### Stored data
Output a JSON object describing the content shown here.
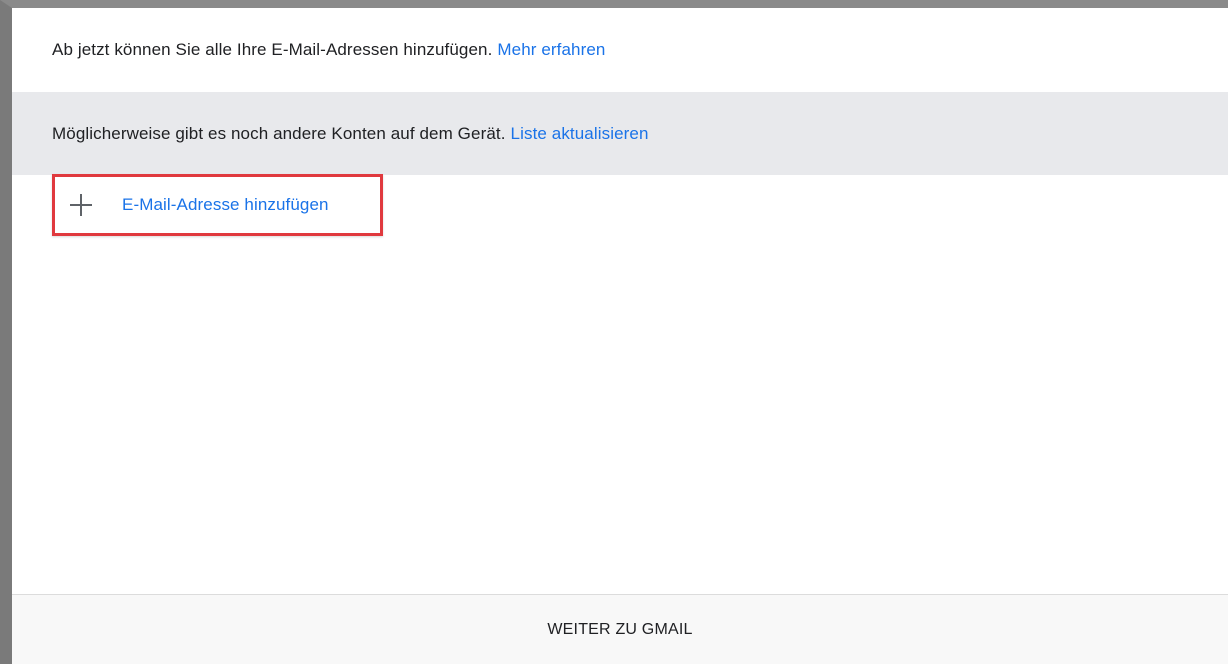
{
  "info": {
    "text": "Ab jetzt können Sie alle Ihre E-Mail-Adressen hinzufügen.",
    "link": "Mehr erfahren"
  },
  "notice": {
    "text": "Möglicherweise gibt es noch andere Konten auf dem Gerät.",
    "link": "Liste aktualisieren"
  },
  "add_email": {
    "icon": "plus-icon",
    "label": "E-Mail-Adresse hinzufügen"
  },
  "footer": {
    "button_label": "WEITER ZU GMAIL"
  },
  "colors": {
    "link": "#1a73e8",
    "notice_background": "#e8e9ec",
    "highlight_border": "#e0393e"
  }
}
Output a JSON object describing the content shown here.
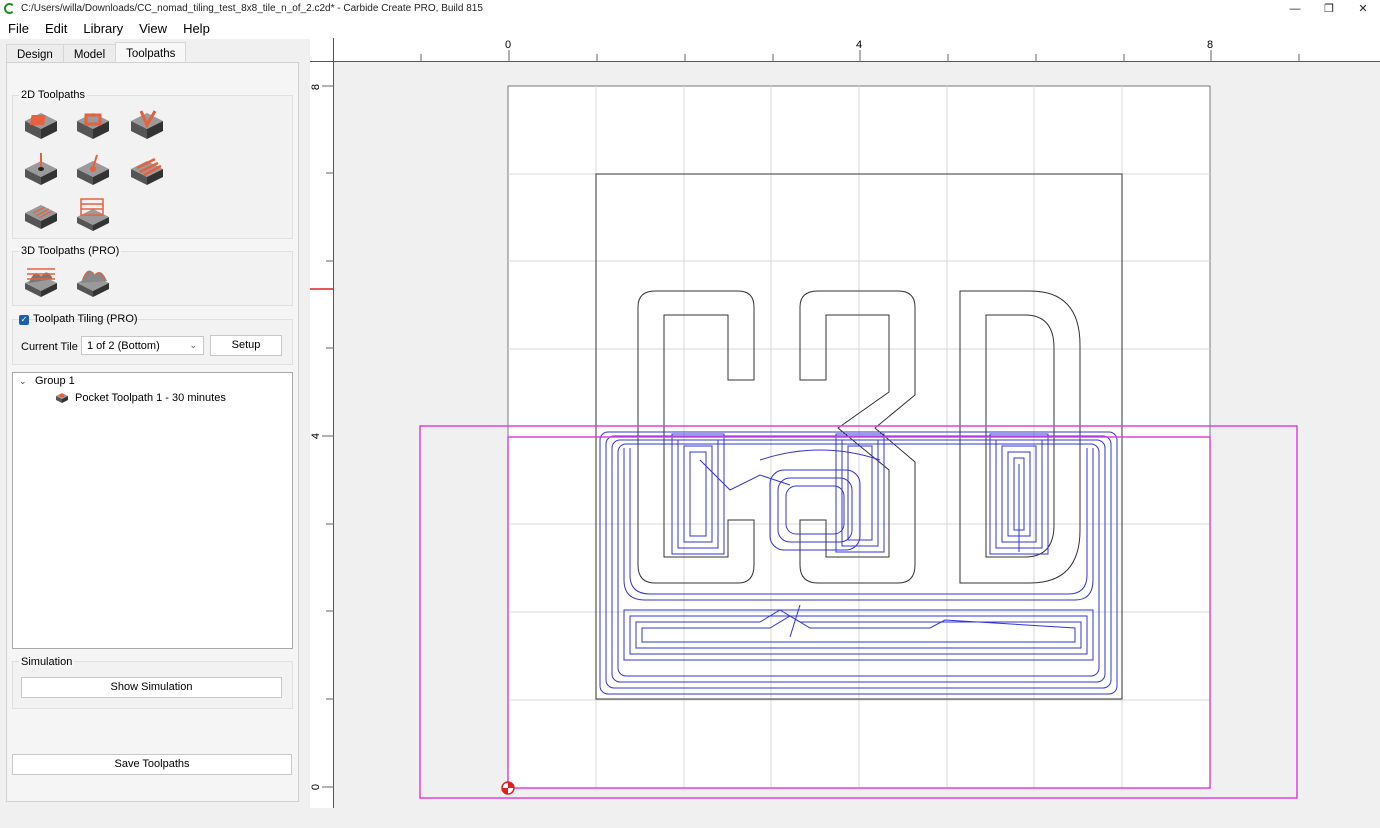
{
  "window": {
    "title": "C:/Users/willa/Downloads/CC_nomad_tiling_test_8x8_tile_n_of_2.c2d* - Carbide Create PRO, Build 815",
    "minimize": "—",
    "maximize": "❐",
    "close": "✕"
  },
  "menu": [
    "File",
    "Edit",
    "Library",
    "View",
    "Help"
  ],
  "tabs": [
    "Design",
    "Model",
    "Toolpaths"
  ],
  "active_tab": "Toolpaths",
  "sections": {
    "toolpaths_2d": "2D Toolpaths",
    "toolpaths_3d": "3D Toolpaths (PRO)",
    "tiling": "Toolpath Tiling (PRO)",
    "simulation": "Simulation"
  },
  "icons_2d": [
    "contour-toolpath-icon",
    "pocket-toolpath-icon",
    "vcarve-toolpath-icon",
    "drill-toolpath-icon",
    "advanced-vcarve-icon",
    "texture-toolpath-icon",
    "surfacing-toolpath-icon",
    "flatten-toolpath-icon"
  ],
  "icons_3d": [
    "rough-3d-icon",
    "finish-3d-icon"
  ],
  "tiling": {
    "checked": true,
    "current_tile_label": "Current Tile",
    "current_tile_value": "1 of 2 (Bottom)",
    "setup_label": "Setup"
  },
  "tree": {
    "group": "Group 1",
    "items": [
      "Pocket Toolpath 1 - 30 minutes"
    ]
  },
  "buttons": {
    "show_simulation": "Show Simulation",
    "save_toolpaths": "Save Toolpaths"
  },
  "rulers": {
    "h_labels": [
      "0",
      "4",
      "8"
    ],
    "v_labels": [
      "8",
      "4",
      "0"
    ]
  },
  "colors": {
    "toolpath": "#3535d6",
    "tile_outline": "#e040e0",
    "origin": "#e02020",
    "accent": "#e8603c"
  }
}
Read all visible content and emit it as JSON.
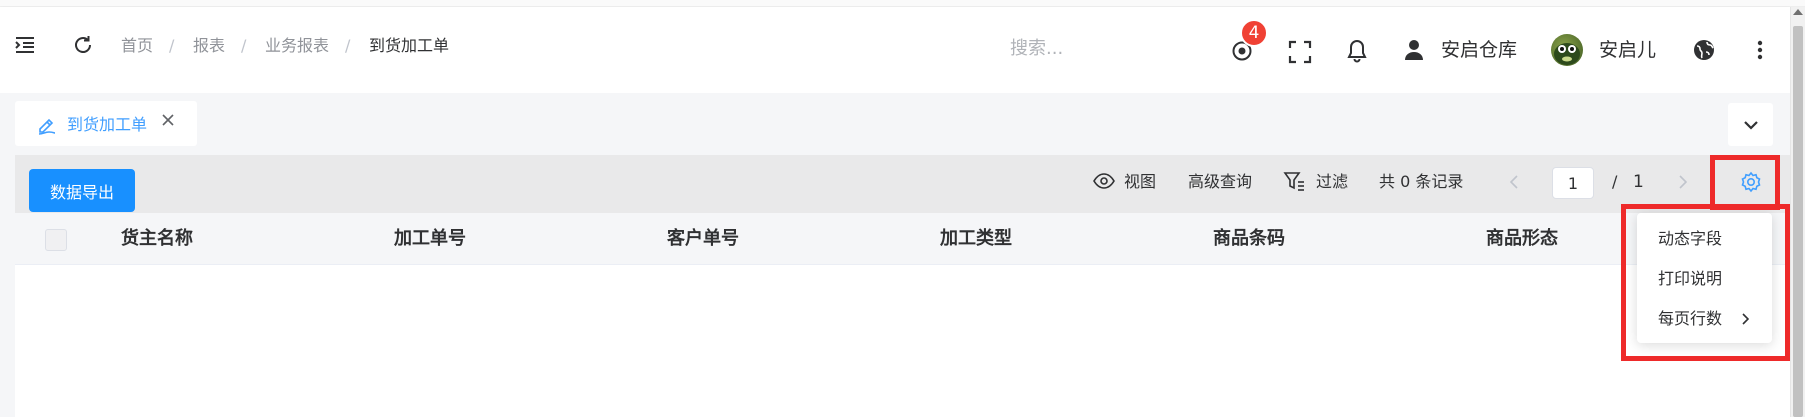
{
  "header": {
    "breadcrumb": [
      "首页",
      "报表",
      "业务报表",
      "到货加工单"
    ],
    "breadcrumb_separator": "/",
    "search_placeholder": "搜索...",
    "notification_badge": "4",
    "warehouse": "安启仓库",
    "username": "安启儿"
  },
  "tabs": [
    {
      "label": "到货加工单"
    }
  ],
  "toolbar": {
    "export_label": "数据导出",
    "view_label": "视图",
    "advanced_query_label": "高级查询",
    "filter_label": "过滤",
    "record_count": "共 0 条记录",
    "page_current": "1",
    "page_separator": "/",
    "page_total": "1"
  },
  "table": {
    "columns": [
      "货主名称",
      "加工单号",
      "客户单号",
      "加工类型",
      "商品条码",
      "商品形态"
    ],
    "rows": []
  },
  "settings_menu": {
    "items": [
      "动态字段",
      "打印说明",
      "每页行数"
    ]
  },
  "colors": {
    "accent": "#1890ff",
    "link": "#409eff",
    "badge": "#f04134",
    "highlight": "#ee2a2a"
  }
}
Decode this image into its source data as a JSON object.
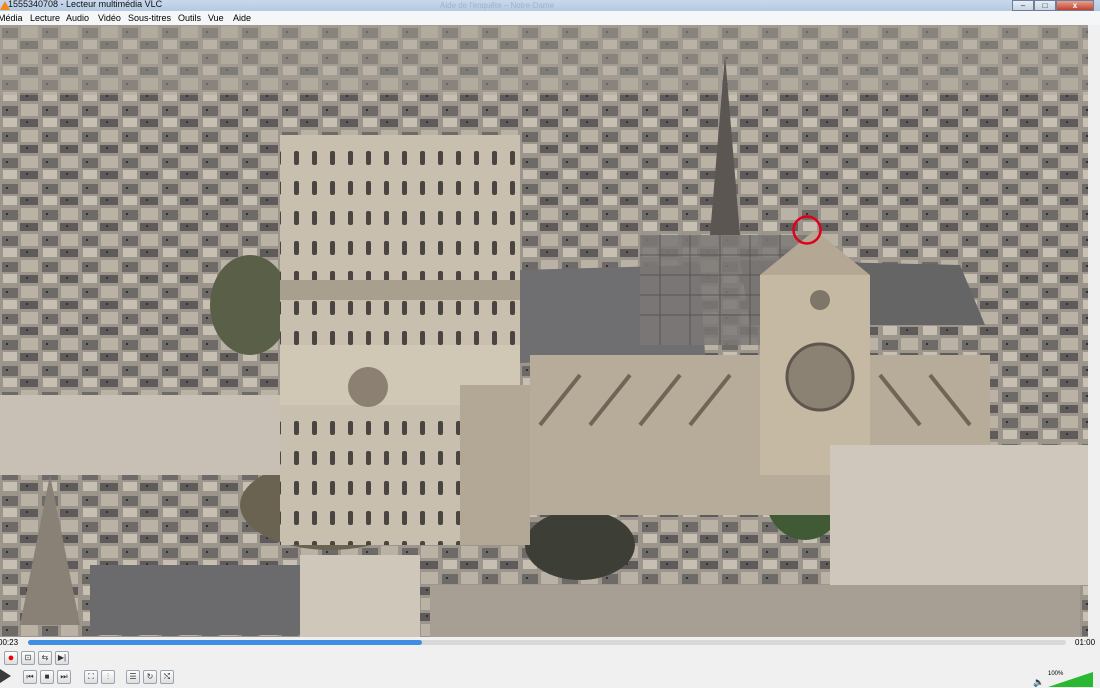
{
  "window": {
    "title": "1555340708 - Lecteur multimédia VLC",
    "ghost_text": "Aide de l'enquête – Notre-Dame",
    "minimize": "–",
    "maximize": "□",
    "close": "x"
  },
  "menu": [
    "Média",
    "Lecture",
    "Audio",
    "Vidéo",
    "Sous-titres",
    "Outils",
    "Vue",
    "Aide"
  ],
  "playback": {
    "elapsed": "00:23",
    "total": "01:00",
    "progress": 0.38
  },
  "volume": {
    "label": "100%",
    "level": 1.0
  },
  "colors": {
    "progress": "#3f8ee3",
    "volume": "#29b82f",
    "record": "#e00000",
    "annotation_circle": "#e0001b"
  },
  "icons": {
    "record": "●",
    "snapshot": "⊡",
    "loop_ab": "⇆",
    "frame": "▶|",
    "prev": "⏮",
    "stop": "■",
    "next": "⏭",
    "fullscreen": "⛶",
    "extended": "⫶",
    "playlist": "☰",
    "loop": "↻",
    "shuffle": "⤭",
    "speaker": "🔈"
  }
}
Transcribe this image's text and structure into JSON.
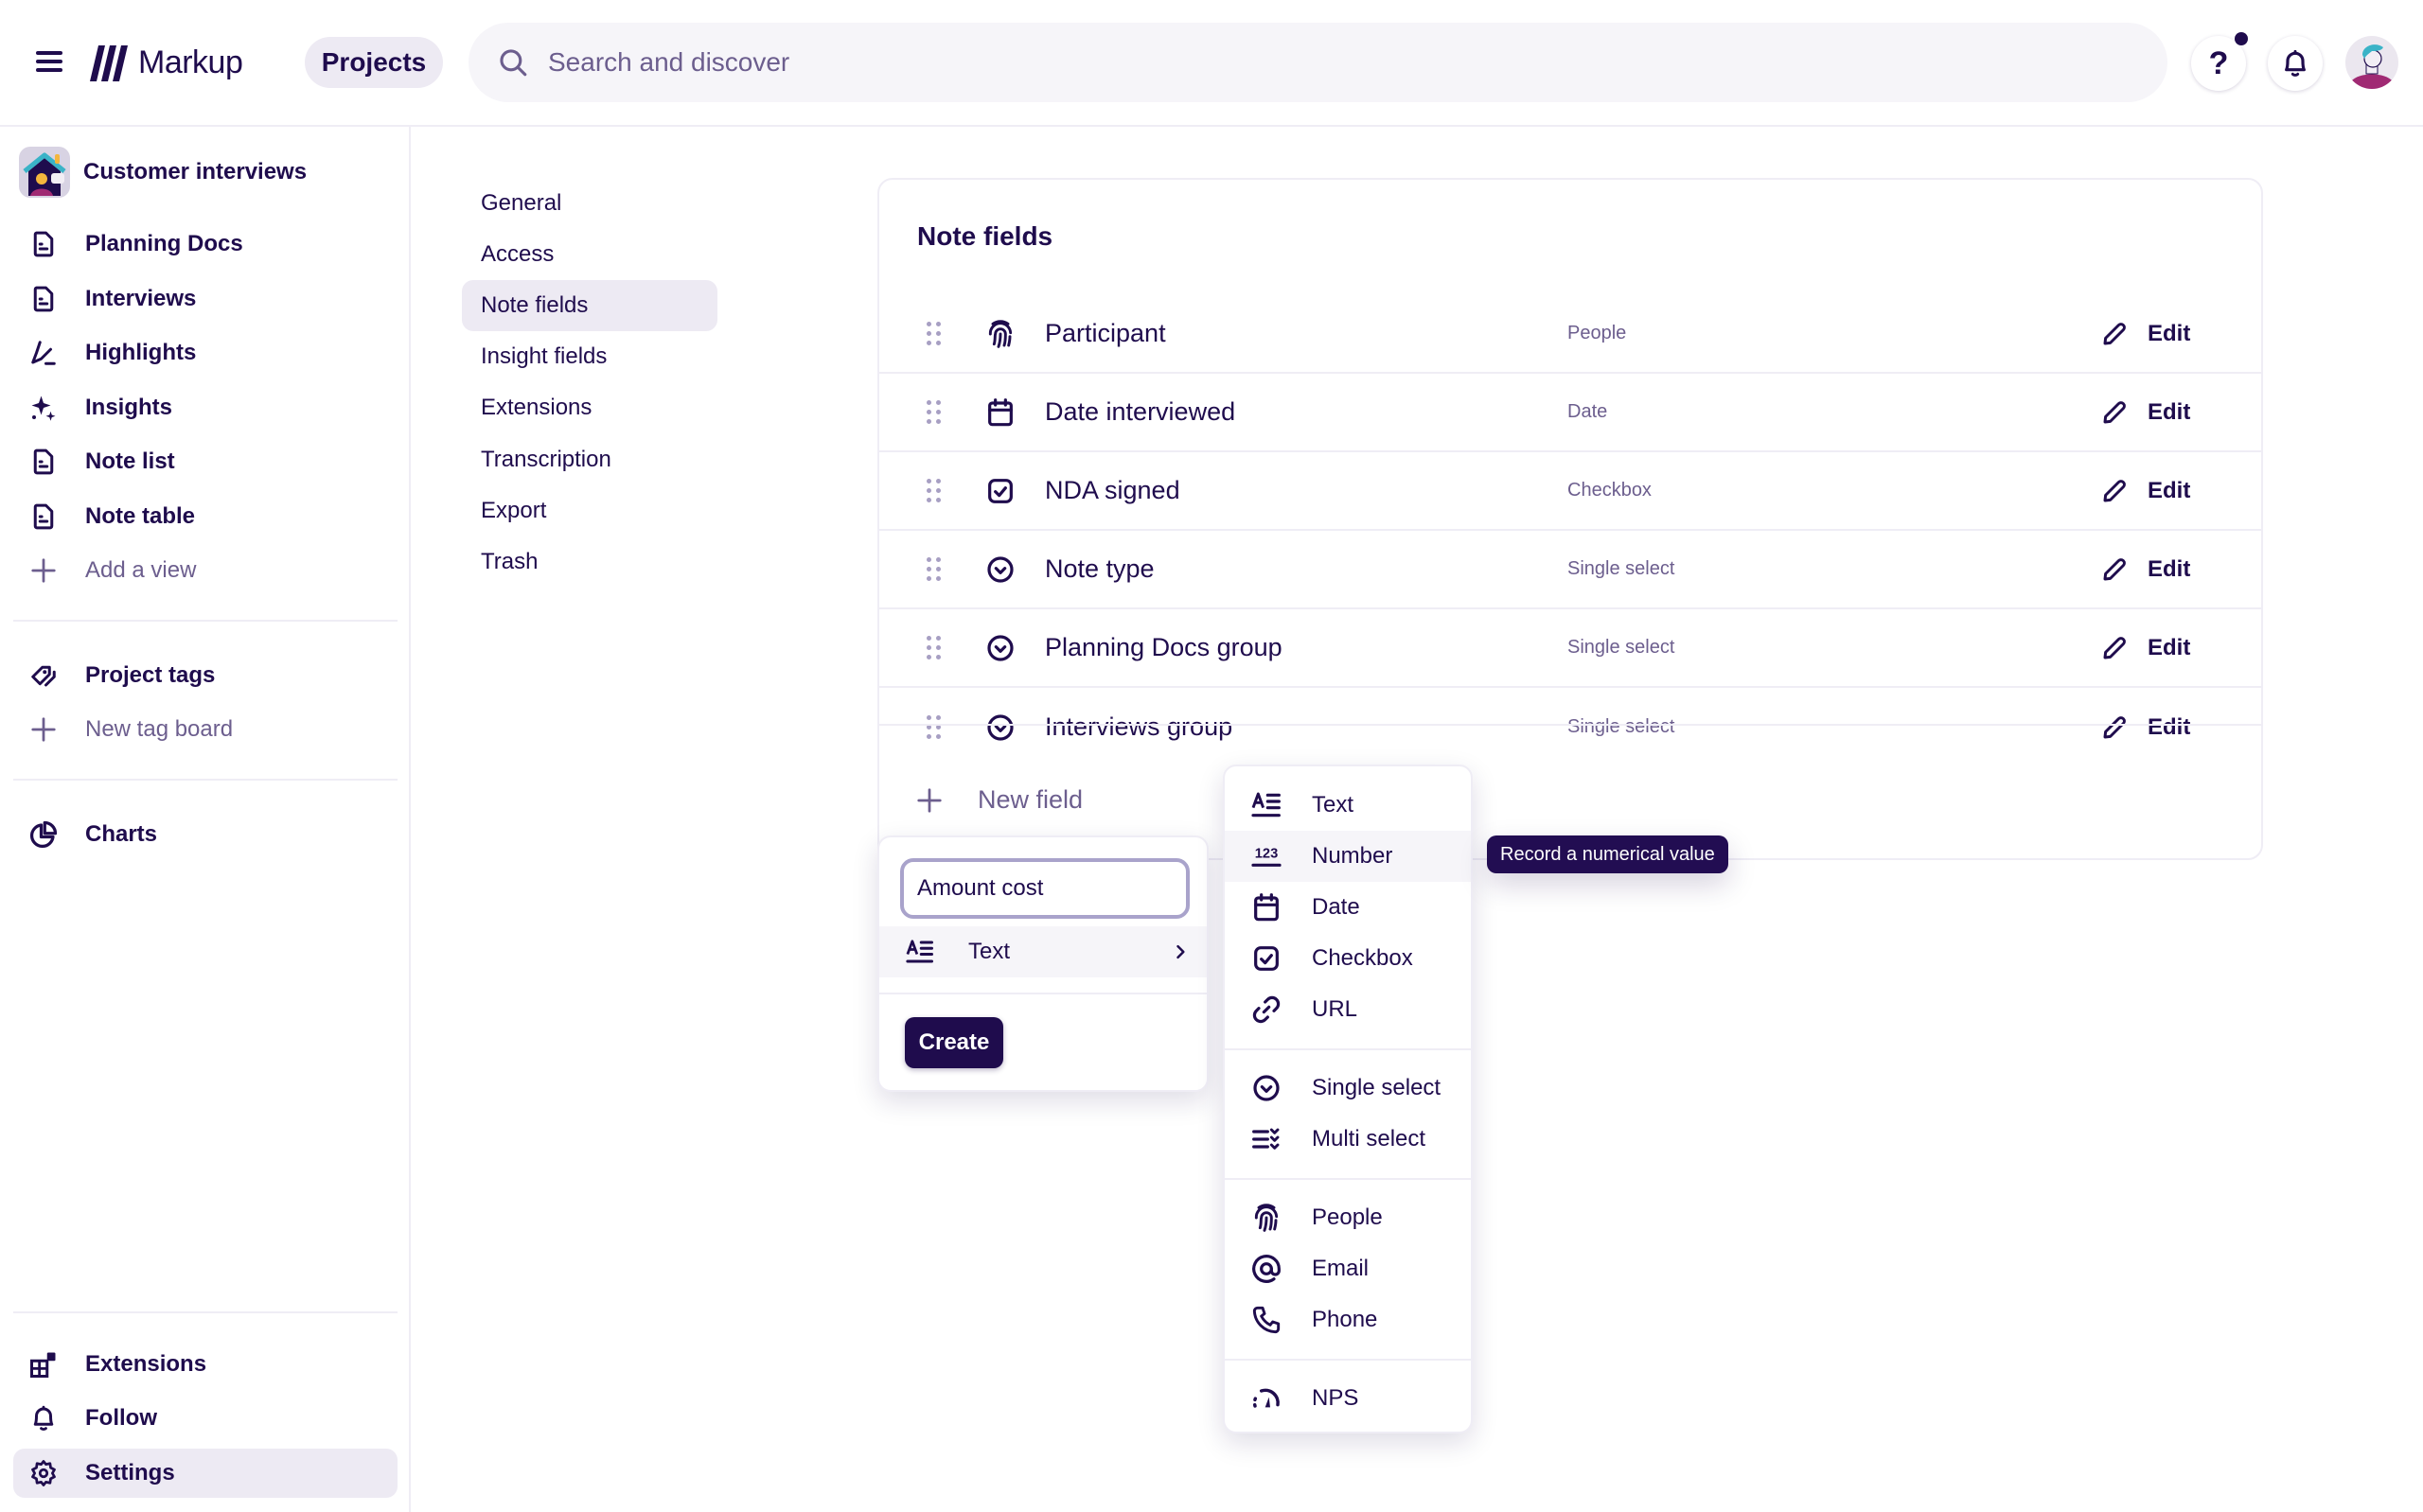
{
  "header": {
    "app_name": "Markup",
    "projects_label": "Projects",
    "search_placeholder": "Search and discover",
    "help_label": "?",
    "icons": [
      "hamburger-menu-icon",
      "markup-logo-icon",
      "search-icon",
      "help-icon",
      "bell-icon",
      "avatar"
    ]
  },
  "sidebar": {
    "project_name": "Customer interviews",
    "views": [
      {
        "label": "Planning Docs",
        "icon": "document-icon"
      },
      {
        "label": "Interviews",
        "icon": "document-icon"
      },
      {
        "label": "Highlights",
        "icon": "highlighter-icon"
      },
      {
        "label": "Insights",
        "icon": "sparkles-icon"
      },
      {
        "label": "Note list",
        "icon": "document-icon"
      },
      {
        "label": "Note table",
        "icon": "document-icon"
      },
      {
        "label": "Add a view",
        "icon": "plus-icon"
      }
    ],
    "tags": [
      {
        "label": "Project tags",
        "icon": "tag-icon"
      },
      {
        "label": "New tag board",
        "icon": "plus-icon"
      }
    ],
    "charts": {
      "label": "Charts",
      "icon": "pie-chart-icon"
    },
    "bottom": [
      {
        "label": "Extensions",
        "icon": "extensions-icon"
      },
      {
        "label": "Follow",
        "icon": "bell-icon"
      },
      {
        "label": "Settings",
        "icon": "gear-icon",
        "active": true
      }
    ]
  },
  "settings_nav": {
    "items": [
      "General",
      "Access",
      "Note fields",
      "Insight fields",
      "Extensions",
      "Transcription",
      "Export",
      "Trash"
    ],
    "active": "Note fields"
  },
  "note_fields": {
    "title": "Note fields",
    "edit_label": "Edit",
    "fields": [
      {
        "name": "Participant",
        "type": "People",
        "icon": "fingerprint-icon"
      },
      {
        "name": "Date interviewed",
        "type": "Date",
        "icon": "calendar-icon"
      },
      {
        "name": "NDA signed",
        "type": "Checkbox",
        "icon": "checkbox-icon"
      },
      {
        "name": "Note type",
        "type": "Single select",
        "icon": "single-select-icon"
      },
      {
        "name": "Planning Docs group",
        "type": "Single select",
        "icon": "single-select-icon"
      },
      {
        "name": "Interviews group",
        "type": "Single select",
        "icon": "single-select-icon"
      }
    ],
    "new_field_label": "New field"
  },
  "new_field_form": {
    "name_value": "Amount cost",
    "type_label": "Text",
    "create_label": "Create"
  },
  "type_dropdown": {
    "groups": [
      [
        {
          "label": "Text",
          "icon": "text-icon"
        },
        {
          "label": "Number",
          "icon": "number-icon",
          "hovered": true
        },
        {
          "label": "Date",
          "icon": "calendar-icon"
        },
        {
          "label": "Checkbox",
          "icon": "checkbox-icon"
        },
        {
          "label": "URL",
          "icon": "link-icon"
        }
      ],
      [
        {
          "label": "Single select",
          "icon": "single-select-icon"
        },
        {
          "label": "Multi select",
          "icon": "multi-select-icon"
        }
      ],
      [
        {
          "label": "People",
          "icon": "fingerprint-icon"
        },
        {
          "label": "Email",
          "icon": "at-icon"
        },
        {
          "label": "Phone",
          "icon": "phone-icon"
        }
      ],
      [
        {
          "label": "NPS",
          "icon": "gauge-icon"
        }
      ]
    ],
    "tooltip": "Record a numerical value"
  },
  "colors": {
    "brand": "#1f0c4d",
    "muted_text": "#6c5e8e",
    "active_bg": "#edeaf3",
    "border": "#efedf5",
    "tooltip_bg": "#220d52"
  }
}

### Brief
Work through the records above line by line and count those that hold the string "Create". Give only the result.

### Exercise response
2